Stored data
□ □ □

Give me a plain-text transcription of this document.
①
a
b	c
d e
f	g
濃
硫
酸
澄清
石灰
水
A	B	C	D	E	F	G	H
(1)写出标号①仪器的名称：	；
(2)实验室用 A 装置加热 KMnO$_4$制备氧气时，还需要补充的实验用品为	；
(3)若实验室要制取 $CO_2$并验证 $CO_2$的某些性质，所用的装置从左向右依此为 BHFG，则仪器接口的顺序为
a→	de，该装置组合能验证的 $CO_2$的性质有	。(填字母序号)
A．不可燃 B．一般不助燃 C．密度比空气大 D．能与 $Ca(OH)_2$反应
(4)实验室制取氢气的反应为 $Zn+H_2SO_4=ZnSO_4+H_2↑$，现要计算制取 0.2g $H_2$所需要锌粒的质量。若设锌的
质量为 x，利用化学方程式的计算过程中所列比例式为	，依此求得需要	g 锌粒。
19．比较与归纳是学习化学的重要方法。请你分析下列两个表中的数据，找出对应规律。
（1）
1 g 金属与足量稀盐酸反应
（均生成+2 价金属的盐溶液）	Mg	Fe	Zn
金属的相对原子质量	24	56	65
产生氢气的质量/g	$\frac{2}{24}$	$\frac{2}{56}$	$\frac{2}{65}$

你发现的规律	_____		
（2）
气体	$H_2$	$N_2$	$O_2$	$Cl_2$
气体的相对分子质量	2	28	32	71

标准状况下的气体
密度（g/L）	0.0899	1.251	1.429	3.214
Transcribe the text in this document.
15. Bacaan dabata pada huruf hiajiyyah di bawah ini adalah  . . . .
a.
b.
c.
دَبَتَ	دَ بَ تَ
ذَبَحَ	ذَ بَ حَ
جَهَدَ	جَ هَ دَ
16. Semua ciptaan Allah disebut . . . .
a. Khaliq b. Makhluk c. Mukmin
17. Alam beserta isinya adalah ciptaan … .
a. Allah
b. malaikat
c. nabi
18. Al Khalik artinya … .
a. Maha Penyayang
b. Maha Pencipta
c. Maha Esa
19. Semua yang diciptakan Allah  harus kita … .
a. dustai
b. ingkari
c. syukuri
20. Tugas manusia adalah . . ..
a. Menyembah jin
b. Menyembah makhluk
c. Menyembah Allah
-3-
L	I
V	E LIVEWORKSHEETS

□ □ □

[EXERCISE]:
Transcribe each entry exactly.

[SOLUTION BELOW]:
Give me a plain-text transcription of this document.
①
a
b	c
d e
f	g
濃
硫
酸
澄清
石灰
水
A	B	C	D	E	F	G	H
(1)写出标号①仪器的名称：	；
(2)实验室用 A 装置加热 KMnO$_4$制备氧气时，还需要补充的实验用品为	；
(3)若实验室要制取 $CO_2$并验证 $CO_2$的某些性质，所用的装置从左向右依此为 BHFG，则仪器接口的顺序为
a→	de，该装置组合能验证的 $CO_2$的性质有	。(填字母序号)
A．不可燃 B．一般不助燃 C．密度比空气大 D．能与 $Ca(OH)_2$反应
(4)实验室制取氢气的反应为 $Zn+H_2SO_4=ZnSO_4+H_2↑$，现要计算制取 0.2g $H_2$所需要锌粒的质量。若设锌的
质量为 x，利用化学方程式的计算过程中所列比例式为	，依此求得需要	g 锌粒。
19．比较与归纳是学习化学的重要方法。请你分析下列两个表中的数据，找出对应规律。
（1）
1 g 金属与足量稀盐酸反应
（均生成+2 价金属的盐溶液）	Mg	Fe	Zn
金属的相对原子质量	24	56	65
产生氢气的质量/g	$\frac{2}{24}$	$\frac{2}{56}$	$\frac{2}{65}$

你发现的规律	_____		
（2）
气体	$H_2$	$N_2$	$O_2$	$Cl_2$
气体的相对分子质量	2	28	32	71

标准状况下的气体
密度（g/L）	0.0899	1.251	1.429	3.214
Transcribe the text in this document.
15. Bacaan dabata pada huruf hiajiyyah di bawah ini adalah  . . . .
a.
b.
c.
دَبَتَ	دَ بَ تَ
ذَبَحَ	ذَ بَ حَ
جَهَدَ	جَ هَ دَ
16. Semua ciptaan Allah disebut . . . .
a. Khaliq b. Makhluk c. Mukmin
17. Alam beserta isinya adalah ciptaan … .
a. Allah
b. malaikat
c. nabi
18. Al Khalik artinya … .
a. Maha Penyayang
b. Maha Pencipta
c. Maha Esa
19. Semua yang diciptakan Allah  harus kita … .
a. dustai
b. ingkari
c. syukuri
20. Tugas manusia adalah . . ..
a. Menyembah jin
b. Menyembah makhluk
c. Menyembah Allah
-3-
L	I
V	E LIVEWORKSHEETS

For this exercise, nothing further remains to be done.